### The problem:
Each entry has to be copied exactly, with nothing missed.
----------------
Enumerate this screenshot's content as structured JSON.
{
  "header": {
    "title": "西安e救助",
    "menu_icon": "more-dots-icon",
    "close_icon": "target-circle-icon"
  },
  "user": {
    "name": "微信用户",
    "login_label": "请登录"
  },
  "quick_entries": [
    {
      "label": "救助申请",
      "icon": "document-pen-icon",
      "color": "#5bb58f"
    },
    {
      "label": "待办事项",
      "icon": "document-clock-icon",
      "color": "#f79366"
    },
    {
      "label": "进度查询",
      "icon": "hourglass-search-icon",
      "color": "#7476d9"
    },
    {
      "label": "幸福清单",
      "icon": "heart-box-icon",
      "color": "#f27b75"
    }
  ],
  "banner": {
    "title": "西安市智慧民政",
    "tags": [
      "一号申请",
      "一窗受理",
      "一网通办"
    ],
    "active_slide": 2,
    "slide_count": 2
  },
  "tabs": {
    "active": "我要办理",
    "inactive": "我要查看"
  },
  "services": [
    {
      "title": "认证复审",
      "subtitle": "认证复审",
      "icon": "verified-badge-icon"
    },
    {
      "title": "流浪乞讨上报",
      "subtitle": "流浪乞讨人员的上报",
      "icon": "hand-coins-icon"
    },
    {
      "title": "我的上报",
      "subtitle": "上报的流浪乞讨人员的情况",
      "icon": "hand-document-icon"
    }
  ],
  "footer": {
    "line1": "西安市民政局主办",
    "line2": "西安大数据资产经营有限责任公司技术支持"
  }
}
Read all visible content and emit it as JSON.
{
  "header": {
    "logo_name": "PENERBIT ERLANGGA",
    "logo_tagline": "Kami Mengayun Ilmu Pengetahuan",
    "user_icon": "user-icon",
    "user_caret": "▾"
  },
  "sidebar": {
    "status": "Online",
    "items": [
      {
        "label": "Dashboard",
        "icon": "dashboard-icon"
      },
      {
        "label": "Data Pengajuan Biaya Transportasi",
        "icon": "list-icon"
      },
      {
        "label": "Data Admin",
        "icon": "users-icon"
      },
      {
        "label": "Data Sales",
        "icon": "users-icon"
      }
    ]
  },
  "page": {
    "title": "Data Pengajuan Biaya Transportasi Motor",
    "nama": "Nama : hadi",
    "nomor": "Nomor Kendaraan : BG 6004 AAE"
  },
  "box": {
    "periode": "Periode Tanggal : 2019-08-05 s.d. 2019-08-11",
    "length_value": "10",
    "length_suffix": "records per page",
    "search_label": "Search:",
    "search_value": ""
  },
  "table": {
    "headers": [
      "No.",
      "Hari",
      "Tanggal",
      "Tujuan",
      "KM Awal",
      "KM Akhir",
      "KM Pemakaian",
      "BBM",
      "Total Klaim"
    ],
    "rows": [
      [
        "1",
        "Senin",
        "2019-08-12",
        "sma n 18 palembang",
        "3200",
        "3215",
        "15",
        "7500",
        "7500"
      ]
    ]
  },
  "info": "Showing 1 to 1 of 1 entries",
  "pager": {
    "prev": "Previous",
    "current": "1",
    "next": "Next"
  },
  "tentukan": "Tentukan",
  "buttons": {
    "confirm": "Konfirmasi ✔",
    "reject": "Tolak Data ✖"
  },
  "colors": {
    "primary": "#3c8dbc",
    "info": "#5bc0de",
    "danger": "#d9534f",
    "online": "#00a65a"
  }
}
----------------
### Completed task:
Enumerate this screenshot's content as structured JSON.
{
  "header": {
    "title": "西安e救助",
    "menu_icon": "more-dots-icon",
    "close_icon": "target-circle-icon"
  },
  "user": {
    "name": "微信用户",
    "login_label": "请登录"
  },
  "quick_entries": [
    {
      "label": "救助申请",
      "icon": "document-pen-icon",
      "color": "#5bb58f"
    },
    {
      "label": "待办事项",
      "icon": "document-clock-icon",
      "color": "#f79366"
    },
    {
      "label": "进度查询",
      "icon": "hourglass-search-icon",
      "color": "#7476d9"
    },
    {
      "label": "幸福清单",
      "icon": "heart-box-icon",
      "color": "#f27b75"
    }
  ],
  "banner": {
    "title": "西安市智慧民政",
    "tags": [
      "一号申请",
      "一窗受理",
      "一网通办"
    ],
    "active_slide": 2,
    "slide_count": 2
  },
  "tabs": {
    "active": "我要办理",
    "inactive": "我要查看"
  },
  "services": [
    {
      "title": "认证复审",
      "subtitle": "认证复审",
      "icon": "verified-badge-icon"
    },
    {
      "title": "流浪乞讨上报",
      "subtitle": "流浪乞讨人员的上报",
      "icon": "hand-coins-icon"
    },
    {
      "title": "我的上报",
      "subtitle": "上报的流浪乞讨人员的情况",
      "icon": "hand-document-icon"
    }
  ],
  "footer": {
    "line1": "西安市民政局主办",
    "line2": "西安大数据资产经营有限责任公司技术支持"
  }
}
Read all visible content and emit it as JSON.
{
  "header": {
    "logo_name": "PENERBIT ERLANGGA",
    "logo_tagline": "Kami Mengayun Ilmu Pengetahuan",
    "user_icon": "user-icon",
    "user_caret": "▾"
  },
  "sidebar": {
    "status": "Online",
    "items": [
      {
        "label": "Dashboard",
        "icon": "dashboard-icon"
      },
      {
        "label": "Data Pengajuan Biaya Transportasi",
        "icon": "list-icon"
      },
      {
        "label": "Data Admin",
        "icon": "users-icon"
      },
      {
        "label": "Data Sales",
        "icon": "users-icon"
      }
    ]
  },
  "page": {
    "title": "Data Pengajuan Biaya Transportasi Motor",
    "nama": "Nama : hadi",
    "nomor": "Nomor Kendaraan : BG 6004 AAE"
  },
  "box": {
    "periode": "Periode Tanggal : 2019-08-05 s.d. 2019-08-11",
    "length_value": "10",
    "length_suffix": "records per page",
    "search_label": "Search:",
    "search_value": ""
  },
  "table": {
    "headers": [
      "No.",
      "Hari",
      "Tanggal",
      "Tujuan",
      "KM Awal",
      "KM Akhir",
      "KM Pemakaian",
      "BBM",
      "Total Klaim"
    ],
    "rows": [
      [
        "1",
        "Senin",
        "2019-08-12",
        "sma n 18 palembang",
        "3200",
        "3215",
        "15",
        "7500",
        "7500"
      ]
    ]
  },
  "info": "Showing 1 to 1 of 1 entries",
  "pager": {
    "prev": "Previous",
    "current": "1",
    "next": "Next"
  },
  "tentukan": "Tentukan",
  "buttons": {
    "confirm": "Konfirmasi ✔",
    "reject": "Tolak Data ✖"
  },
  "colors": {
    "primary": "#3c8dbc",
    "info": "#5bc0de",
    "danger": "#d9534f",
    "online": "#00a65a"
  }
}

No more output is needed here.